◆ EXERCISE: List all lines in the material below that contain "drive".
[START]
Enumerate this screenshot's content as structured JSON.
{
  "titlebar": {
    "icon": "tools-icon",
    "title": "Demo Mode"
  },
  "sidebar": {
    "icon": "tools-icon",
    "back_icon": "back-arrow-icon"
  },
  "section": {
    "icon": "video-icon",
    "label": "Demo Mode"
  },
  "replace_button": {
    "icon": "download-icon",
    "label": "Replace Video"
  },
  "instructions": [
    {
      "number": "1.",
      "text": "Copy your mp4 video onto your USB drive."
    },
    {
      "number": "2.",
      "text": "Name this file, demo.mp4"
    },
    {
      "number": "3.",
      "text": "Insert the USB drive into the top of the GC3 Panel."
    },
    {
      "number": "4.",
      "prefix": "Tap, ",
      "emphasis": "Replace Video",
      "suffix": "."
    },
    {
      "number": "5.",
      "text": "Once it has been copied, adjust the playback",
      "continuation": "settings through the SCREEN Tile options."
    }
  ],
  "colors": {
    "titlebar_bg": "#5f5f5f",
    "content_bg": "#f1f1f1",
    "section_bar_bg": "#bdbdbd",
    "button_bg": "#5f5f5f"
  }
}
[END]
[START]
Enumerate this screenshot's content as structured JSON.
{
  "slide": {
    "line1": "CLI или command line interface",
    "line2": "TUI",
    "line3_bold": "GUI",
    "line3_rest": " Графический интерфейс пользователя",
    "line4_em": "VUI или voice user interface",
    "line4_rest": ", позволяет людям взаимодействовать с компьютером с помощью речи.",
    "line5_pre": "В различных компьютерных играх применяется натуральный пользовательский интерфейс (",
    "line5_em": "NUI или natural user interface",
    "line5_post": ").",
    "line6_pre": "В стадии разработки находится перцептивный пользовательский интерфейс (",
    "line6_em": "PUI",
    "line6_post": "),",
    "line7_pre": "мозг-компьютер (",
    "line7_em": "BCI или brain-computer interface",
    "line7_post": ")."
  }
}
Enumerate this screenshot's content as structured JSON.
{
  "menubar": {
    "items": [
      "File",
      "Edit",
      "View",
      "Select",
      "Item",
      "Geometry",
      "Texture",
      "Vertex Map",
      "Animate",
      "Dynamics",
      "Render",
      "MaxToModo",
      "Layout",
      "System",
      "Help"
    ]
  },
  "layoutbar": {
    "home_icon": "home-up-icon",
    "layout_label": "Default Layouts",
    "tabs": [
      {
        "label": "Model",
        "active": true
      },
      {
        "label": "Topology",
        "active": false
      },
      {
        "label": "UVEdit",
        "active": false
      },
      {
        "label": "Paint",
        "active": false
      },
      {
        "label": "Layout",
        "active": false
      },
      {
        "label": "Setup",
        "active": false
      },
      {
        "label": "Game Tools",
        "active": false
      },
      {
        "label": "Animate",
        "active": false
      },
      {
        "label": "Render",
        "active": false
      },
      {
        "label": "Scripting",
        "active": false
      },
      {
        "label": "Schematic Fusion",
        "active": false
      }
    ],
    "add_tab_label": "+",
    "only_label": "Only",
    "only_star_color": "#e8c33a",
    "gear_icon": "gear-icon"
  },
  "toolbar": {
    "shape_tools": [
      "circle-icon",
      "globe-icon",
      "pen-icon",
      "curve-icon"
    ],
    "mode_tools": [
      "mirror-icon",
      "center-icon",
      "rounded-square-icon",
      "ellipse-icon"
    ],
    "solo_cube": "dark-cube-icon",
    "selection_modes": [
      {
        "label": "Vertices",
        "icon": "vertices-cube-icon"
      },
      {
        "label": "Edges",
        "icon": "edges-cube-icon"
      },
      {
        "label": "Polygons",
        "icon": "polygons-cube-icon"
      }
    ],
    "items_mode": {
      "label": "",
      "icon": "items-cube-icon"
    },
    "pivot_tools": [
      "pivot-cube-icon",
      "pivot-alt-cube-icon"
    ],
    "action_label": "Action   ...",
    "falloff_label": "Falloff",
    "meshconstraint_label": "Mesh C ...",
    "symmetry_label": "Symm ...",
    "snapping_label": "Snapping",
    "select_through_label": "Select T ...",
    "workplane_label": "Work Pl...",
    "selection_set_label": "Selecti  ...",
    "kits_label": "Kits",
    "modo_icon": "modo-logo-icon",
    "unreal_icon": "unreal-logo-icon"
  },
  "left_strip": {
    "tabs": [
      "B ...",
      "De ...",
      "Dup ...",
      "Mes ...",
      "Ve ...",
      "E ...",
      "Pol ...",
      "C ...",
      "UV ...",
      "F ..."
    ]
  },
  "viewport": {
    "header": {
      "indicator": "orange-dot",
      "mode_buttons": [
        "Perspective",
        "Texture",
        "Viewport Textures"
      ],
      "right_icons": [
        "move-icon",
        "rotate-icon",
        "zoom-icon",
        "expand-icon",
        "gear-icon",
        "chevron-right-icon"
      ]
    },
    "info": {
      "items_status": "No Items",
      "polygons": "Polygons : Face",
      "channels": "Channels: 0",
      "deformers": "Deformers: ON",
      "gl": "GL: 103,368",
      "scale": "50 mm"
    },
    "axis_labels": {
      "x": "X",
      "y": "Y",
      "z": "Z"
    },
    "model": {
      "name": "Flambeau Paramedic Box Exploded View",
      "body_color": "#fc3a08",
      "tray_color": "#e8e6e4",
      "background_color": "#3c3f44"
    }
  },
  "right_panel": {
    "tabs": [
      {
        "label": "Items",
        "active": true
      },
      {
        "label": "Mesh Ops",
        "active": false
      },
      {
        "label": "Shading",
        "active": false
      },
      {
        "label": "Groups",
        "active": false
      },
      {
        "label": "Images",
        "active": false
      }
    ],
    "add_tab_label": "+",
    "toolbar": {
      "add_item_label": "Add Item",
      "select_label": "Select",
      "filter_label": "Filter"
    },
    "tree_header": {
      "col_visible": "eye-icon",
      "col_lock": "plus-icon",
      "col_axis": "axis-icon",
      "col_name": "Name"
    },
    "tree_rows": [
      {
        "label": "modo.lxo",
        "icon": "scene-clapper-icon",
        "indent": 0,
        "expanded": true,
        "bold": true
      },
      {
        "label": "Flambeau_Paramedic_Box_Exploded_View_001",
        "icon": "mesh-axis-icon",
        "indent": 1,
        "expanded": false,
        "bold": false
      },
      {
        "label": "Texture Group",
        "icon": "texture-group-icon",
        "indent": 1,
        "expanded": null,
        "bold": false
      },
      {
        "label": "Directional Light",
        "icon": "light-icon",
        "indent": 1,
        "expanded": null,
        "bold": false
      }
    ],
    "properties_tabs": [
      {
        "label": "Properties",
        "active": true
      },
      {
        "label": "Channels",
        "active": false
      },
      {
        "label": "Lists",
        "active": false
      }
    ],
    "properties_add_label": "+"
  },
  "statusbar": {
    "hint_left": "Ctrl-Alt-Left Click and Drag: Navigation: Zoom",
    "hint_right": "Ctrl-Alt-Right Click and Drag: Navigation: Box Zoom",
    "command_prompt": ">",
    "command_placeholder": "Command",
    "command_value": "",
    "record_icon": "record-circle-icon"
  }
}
[END]
◆ EXERCISE RESPONSE:
      "text": "Copy your mp4 video onto your USB drive."
      "text": "Insert the USB drive into the top of the GC3 Panel."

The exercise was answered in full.